## Required work
What follows is a set of entries. Repeat them exactly, but not their pictures.

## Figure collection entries

┌──

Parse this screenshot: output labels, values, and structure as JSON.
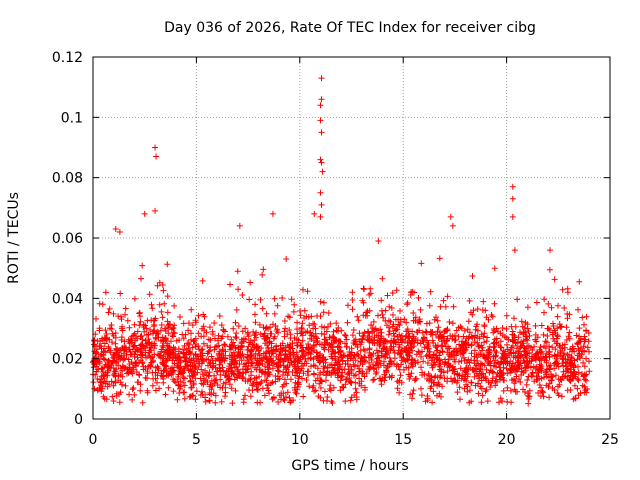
{
  "chart_data": {
    "type": "scatter",
    "title": "Day 036 of 2026, Rate Of TEC Index for receiver cibg",
    "xlabel": "GPS time / hours",
    "ylabel": "ROTI / TECUs",
    "xlim": [
      0,
      25
    ],
    "ylim": [
      0,
      0.12
    ],
    "x_ticks": [
      0,
      5,
      10,
      15,
      20,
      25
    ],
    "x_tick_labels": [
      "0",
      "5",
      "10",
      "15",
      "20",
      "25"
    ],
    "y_ticks": [
      0,
      0.02,
      0.04,
      0.06,
      0.08,
      0.1,
      0.12
    ],
    "y_tick_labels": [
      "0",
      "0.02",
      "0.04",
      "0.06",
      "0.08",
      "0.1",
      "0.12"
    ],
    "grid": true,
    "marker": "+",
    "marker_color": "#ff0000",
    "dense_band": {
      "x_range": [
        0,
        24
      ],
      "typical_y_range": [
        0.008,
        0.035
      ]
    },
    "notable_points": [
      {
        "x": 3.0,
        "y": 0.09
      },
      {
        "x": 3.05,
        "y": 0.087
      },
      {
        "x": 2.5,
        "y": 0.068
      },
      {
        "x": 3.0,
        "y": 0.069
      },
      {
        "x": 1.1,
        "y": 0.063
      },
      {
        "x": 1.3,
        "y": 0.062
      },
      {
        "x": 7.1,
        "y": 0.064
      },
      {
        "x": 8.7,
        "y": 0.068
      },
      {
        "x": 10.7,
        "y": 0.068
      },
      {
        "x": 11.05,
        "y": 0.113
      },
      {
        "x": 11.05,
        "y": 0.106
      },
      {
        "x": 11.0,
        "y": 0.104
      },
      {
        "x": 11.0,
        "y": 0.099
      },
      {
        "x": 11.05,
        "y": 0.095
      },
      {
        "x": 11.0,
        "y": 0.086
      },
      {
        "x": 11.05,
        "y": 0.085
      },
      {
        "x": 11.1,
        "y": 0.082
      },
      {
        "x": 11.0,
        "y": 0.075
      },
      {
        "x": 11.05,
        "y": 0.071
      },
      {
        "x": 11.0,
        "y": 0.067
      },
      {
        "x": 13.8,
        "y": 0.059
      },
      {
        "x": 17.3,
        "y": 0.067
      },
      {
        "x": 17.4,
        "y": 0.064
      },
      {
        "x": 20.3,
        "y": 0.077
      },
      {
        "x": 20.3,
        "y": 0.073
      },
      {
        "x": 20.3,
        "y": 0.067
      },
      {
        "x": 20.4,
        "y": 0.056
      },
      {
        "x": 22.1,
        "y": 0.056
      }
    ]
  }
}
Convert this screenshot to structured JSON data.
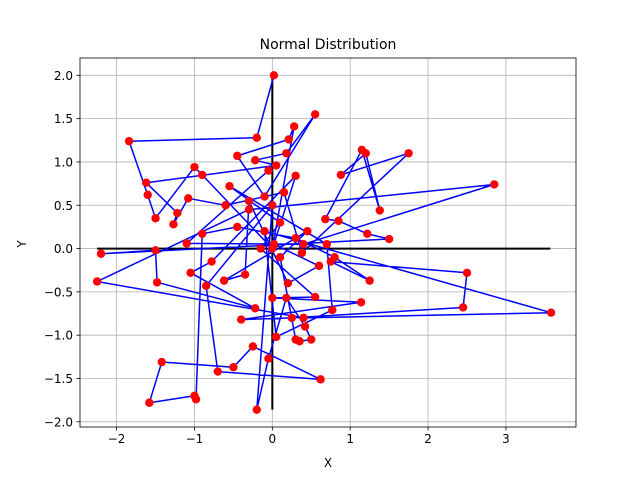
{
  "chart_data": {
    "type": "scatter",
    "title": "Normal Distribution",
    "xlabel": "X",
    "ylabel": "Y",
    "xlim": [
      -2.47,
      3.9
    ],
    "ylim": [
      -2.06,
      2.2
    ],
    "xticks": [
      -2,
      -1,
      0,
      1,
      2,
      3
    ],
    "yticks": [
      -2.0,
      -1.5,
      -1.0,
      -0.5,
      0.0,
      0.5,
      1.0,
      1.5,
      2.0
    ],
    "xtick_labels": [
      "−2",
      "−1",
      "0",
      "1",
      "2",
      "3"
    ],
    "ytick_labels": [
      "−2.0",
      "−1.5",
      "−1.0",
      "−0.5",
      "0.0",
      "0.5",
      "1.0",
      "1.5",
      "2.0"
    ],
    "grid": true,
    "marker_color": "#ff0000",
    "line_color": "#0000ff",
    "axes_line_color": "#000000",
    "reference_lines": {
      "horizontal": {
        "y": 0,
        "x_range": [
          -2.25,
          3.57
        ]
      },
      "vertical": {
        "x": 0,
        "y_range": [
          -1.86,
          2.0
        ]
      }
    },
    "series": [
      {
        "points": [
          [
            0.02,
            2.0
          ],
          [
            -0.2,
            1.28
          ],
          [
            -1.84,
            1.24
          ],
          [
            -1.6,
            0.62
          ],
          [
            -1.5,
            0.35
          ],
          [
            -1.0,
            0.94
          ],
          [
            -0.9,
            0.85
          ],
          [
            0.0,
            0.0
          ],
          [
            0.28,
            1.41
          ],
          [
            0.21,
            1.26
          ],
          [
            -0.45,
            1.07
          ],
          [
            -0.1,
            0.6
          ],
          [
            0.55,
            1.55
          ],
          [
            0.18,
            1.1
          ],
          [
            -0.22,
            1.02
          ],
          [
            0.05,
            0.96
          ],
          [
            -1.62,
            0.76
          ],
          [
            -1.22,
            0.41
          ],
          [
            -1.27,
            0.28
          ],
          [
            -1.08,
            0.58
          ],
          [
            -0.6,
            0.5
          ],
          [
            0.15,
            0.65
          ],
          [
            0.38,
            -0.05
          ],
          [
            1.75,
            1.1
          ],
          [
            0.88,
            0.85
          ],
          [
            1.2,
            1.1
          ],
          [
            1.38,
            0.44
          ],
          [
            1.15,
            1.14
          ],
          [
            0.68,
            0.34
          ],
          [
            0.85,
            0.32
          ],
          [
            1.22,
            0.17
          ],
          [
            1.5,
            0.11
          ],
          [
            -2.2,
            -0.06
          ],
          [
            -1.5,
            -0.02
          ],
          [
            -1.48,
            -0.39
          ],
          [
            -0.22,
            -0.69
          ],
          [
            -1.05,
            -0.28
          ],
          [
            -0.78,
            -0.15
          ],
          [
            0.3,
            0.84
          ],
          [
            0.02,
            0.05
          ],
          [
            0.6,
            -0.2
          ],
          [
            0.2,
            -0.4
          ],
          [
            -0.3,
            0.55
          ],
          [
            -0.35,
            -0.3
          ],
          [
            -0.62,
            -0.37
          ],
          [
            0.45,
            0.2
          ],
          [
            0.1,
            -0.1
          ],
          [
            0.3,
            -1.05
          ],
          [
            0.35,
            -1.07
          ],
          [
            0.5,
            -1.05
          ],
          [
            0.42,
            -0.9
          ],
          [
            0.18,
            -0.57
          ],
          [
            -0.05,
            -1.27
          ],
          [
            -0.2,
            -1.86
          ],
          [
            0.0,
            0.5
          ],
          [
            -0.85,
            -0.43
          ],
          [
            -0.7,
            -1.42
          ],
          [
            0.62,
            -1.51
          ],
          [
            -0.25,
            -1.13
          ],
          [
            -0.5,
            -1.37
          ],
          [
            -1.42,
            -1.31
          ],
          [
            -1.58,
            -1.78
          ],
          [
            -1.0,
            -1.7
          ],
          [
            -0.98,
            -1.74
          ],
          [
            -0.9,
            0.17
          ],
          [
            -0.45,
            0.25
          ],
          [
            0.3,
            0.12
          ],
          [
            0.8,
            -0.1
          ],
          [
            1.25,
            -0.37
          ],
          [
            0.75,
            -0.15
          ],
          [
            2.5,
            -0.28
          ],
          [
            2.45,
            -0.68
          ],
          [
            0.25,
            -0.8
          ],
          [
            -0.4,
            -0.82
          ],
          [
            1.14,
            -0.62
          ],
          [
            0.0,
            -0.57
          ],
          [
            0.55,
            -0.56
          ],
          [
            -0.15,
            0.0
          ],
          [
            0.1,
            0.3
          ],
          [
            -0.55,
            0.72
          ],
          [
            0.7,
            0.05
          ],
          [
            0.77,
            -0.71
          ],
          [
            0.05,
            -1.02
          ],
          [
            -0.1,
            0.2
          ],
          [
            3.58,
            -0.74
          ],
          [
            0.4,
            -0.8
          ],
          [
            -2.25,
            -0.38
          ],
          [
            -0.3,
            0.45
          ],
          [
            2.85,
            0.74
          ],
          [
            0.4,
            0.05
          ],
          [
            -1.1,
            0.06
          ],
          [
            -0.05,
            0.9
          ]
        ]
      }
    ]
  }
}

└──

## Completed task
Parse this screenshot: output labels, values, and structure as JSON.
{
  "chart_data": {
    "type": "scatter",
    "title": "Day 036 of 2026, Rate Of TEC Index for receiver cibg",
    "xlabel": "GPS time / hours",
    "ylabel": "ROTI / TECUs",
    "xlim": [
      0,
      25
    ],
    "ylim": [
      0,
      0.12
    ],
    "x_ticks": [
      0,
      5,
      10,
      15,
      20,
      25
    ],
    "x_tick_labels": [
      "0",
      "5",
      "10",
      "15",
      "20",
      "25"
    ],
    "y_ticks": [
      0,
      0.02,
      0.04,
      0.06,
      0.08,
      0.1,
      0.12
    ],
    "y_tick_labels": [
      "0",
      "0.02",
      "0.04",
      "0.06",
      "0.08",
      "0.1",
      "0.12"
    ],
    "grid": true,
    "marker": "+",
    "marker_color": "#ff0000",
    "dense_band": {
      "x_range": [
        0,
        24
      ],
      "typical_y_range": [
        0.008,
        0.035
      ]
    },
    "notable_points": [
      {
        "x": 3.0,
        "y": 0.09
      },
      {
        "x": 3.05,
        "y": 0.087
      },
      {
        "x": 2.5,
        "y": 0.068
      },
      {
        "x": 3.0,
        "y": 0.069
      },
      {
        "x": 1.1,
        "y": 0.063
      },
      {
        "x": 1.3,
        "y": 0.062
      },
      {
        "x": 7.1,
        "y": 0.064
      },
      {
        "x": 8.7,
        "y": 0.068
      },
      {
        "x": 10.7,
        "y": 0.068
      },
      {
        "x": 11.05,
        "y": 0.113
      },
      {
        "x": 11.05,
        "y": 0.106
      },
      {
        "x": 11.0,
        "y": 0.104
      },
      {
        "x": 11.0,
        "y": 0.099
      },
      {
        "x": 11.05,
        "y": 0.095
      },
      {
        "x": 11.0,
        "y": 0.086
      },
      {
        "x": 11.05,
        "y": 0.085
      },
      {
        "x": 11.1,
        "y": 0.082
      },
      {
        "x": 11.0,
        "y": 0.075
      },
      {
        "x": 11.05,
        "y": 0.071
      },
      {
        "x": 11.0,
        "y": 0.067
      },
      {
        "x": 13.8,
        "y": 0.059
      },
      {
        "x": 17.3,
        "y": 0.067
      },
      {
        "x": 17.4,
        "y": 0.064
      },
      {
        "x": 20.3,
        "y": 0.077
      },
      {
        "x": 20.3,
        "y": 0.073
      },
      {
        "x": 20.3,
        "y": 0.067
      },
      {
        "x": 20.4,
        "y": 0.056
      },
      {
        "x": 22.1,
        "y": 0.056
      }
    ]
  }
}
Convert this screenshot to structured JSON data.
{
  "chart_data": {
    "type": "scatter",
    "title": "Normal Distribution",
    "xlabel": "X",
    "ylabel": "Y",
    "xlim": [
      -2.47,
      3.9
    ],
    "ylim": [
      -2.06,
      2.2
    ],
    "xticks": [
      -2,
      -1,
      0,
      1,
      2,
      3
    ],
    "yticks": [
      -2.0,
      -1.5,
      -1.0,
      -0.5,
      0.0,
      0.5,
      1.0,
      1.5,
      2.0
    ],
    "xtick_labels": [
      "−2",
      "−1",
      "0",
      "1",
      "2",
      "3"
    ],
    "ytick_labels": [
      "−2.0",
      "−1.5",
      "−1.0",
      "−0.5",
      "0.0",
      "0.5",
      "1.0",
      "1.5",
      "2.0"
    ],
    "grid": true,
    "marker_color": "#ff0000",
    "line_color": "#0000ff",
    "axes_line_color": "#000000",
    "reference_lines": {
      "horizontal": {
        "y": 0,
        "x_range": [
          -2.25,
          3.57
        ]
      },
      "vertical": {
        "x": 0,
        "y_range": [
          -1.86,
          2.0
        ]
      }
    },
    "series": [
      {
        "points": [
          [
            0.02,
            2.0
          ],
          [
            -0.2,
            1.28
          ],
          [
            -1.84,
            1.24
          ],
          [
            -1.6,
            0.62
          ],
          [
            -1.5,
            0.35
          ],
          [
            -1.0,
            0.94
          ],
          [
            -0.9,
            0.85
          ],
          [
            0.0,
            0.0
          ],
          [
            0.28,
            1.41
          ],
          [
            0.21,
            1.26
          ],
          [
            -0.45,
            1.07
          ],
          [
            -0.1,
            0.6
          ],
          [
            0.55,
            1.55
          ],
          [
            0.18,
            1.1
          ],
          [
            -0.22,
            1.02
          ],
          [
            0.05,
            0.96
          ],
          [
            -1.62,
            0.76
          ],
          [
            -1.22,
            0.41
          ],
          [
            -1.27,
            0.28
          ],
          [
            -1.08,
            0.58
          ],
          [
            -0.6,
            0.5
          ],
          [
            0.15,
            0.65
          ],
          [
            0.38,
            -0.05
          ],
          [
            1.75,
            1.1
          ],
          [
            0.88,
            0.85
          ],
          [
            1.2,
            1.1
          ],
          [
            1.38,
            0.44
          ],
          [
            1.15,
            1.14
          ],
          [
            0.68,
            0.34
          ],
          [
            0.85,
            0.32
          ],
          [
            1.22,
            0.17
          ],
          [
            1.5,
            0.11
          ],
          [
            -2.2,
            -0.06
          ],
          [
            -1.5,
            -0.02
          ],
          [
            -1.48,
            -0.39
          ],
          [
            -0.22,
            -0.69
          ],
          [
            -1.05,
            -0.28
          ],
          [
            -0.78,
            -0.15
          ],
          [
            0.3,
            0.84
          ],
          [
            0.02,
            0.05
          ],
          [
            0.6,
            -0.2
          ],
          [
            0.2,
            -0.4
          ],
          [
            -0.3,
            0.55
          ],
          [
            -0.35,
            -0.3
          ],
          [
            -0.62,
            -0.37
          ],
          [
            0.45,
            0.2
          ],
          [
            0.1,
            -0.1
          ],
          [
            0.3,
            -1.05
          ],
          [
            0.35,
            -1.07
          ],
          [
            0.5,
            -1.05
          ],
          [
            0.42,
            -0.9
          ],
          [
            0.18,
            -0.57
          ],
          [
            -0.05,
            -1.27
          ],
          [
            -0.2,
            -1.86
          ],
          [
            0.0,
            0.5
          ],
          [
            -0.85,
            -0.43
          ],
          [
            -0.7,
            -1.42
          ],
          [
            0.62,
            -1.51
          ],
          [
            -0.25,
            -1.13
          ],
          [
            -0.5,
            -1.37
          ],
          [
            -1.42,
            -1.31
          ],
          [
            -1.58,
            -1.78
          ],
          [
            -1.0,
            -1.7
          ],
          [
            -0.98,
            -1.74
          ],
          [
            -0.9,
            0.17
          ],
          [
            -0.45,
            0.25
          ],
          [
            0.3,
            0.12
          ],
          [
            0.8,
            -0.1
          ],
          [
            1.25,
            -0.37
          ],
          [
            0.75,
            -0.15
          ],
          [
            2.5,
            -0.28
          ],
          [
            2.45,
            -0.68
          ],
          [
            0.25,
            -0.8
          ],
          [
            -0.4,
            -0.82
          ],
          [
            1.14,
            -0.62
          ],
          [
            0.0,
            -0.57
          ],
          [
            0.55,
            -0.56
          ],
          [
            -0.15,
            0.0
          ],
          [
            0.1,
            0.3
          ],
          [
            -0.55,
            0.72
          ],
          [
            0.7,
            0.05
          ],
          [
            0.77,
            -0.71
          ],
          [
            0.05,
            -1.02
          ],
          [
            -0.1,
            0.2
          ],
          [
            3.58,
            -0.74
          ],
          [
            0.4,
            -0.8
          ],
          [
            -2.25,
            -0.38
          ],
          [
            -0.3,
            0.45
          ],
          [
            2.85,
            0.74
          ],
          [
            0.4,
            0.05
          ],
          [
            -1.1,
            0.06
          ],
          [
            -0.05,
            0.9
          ]
        ]
      }
    ]
  }
}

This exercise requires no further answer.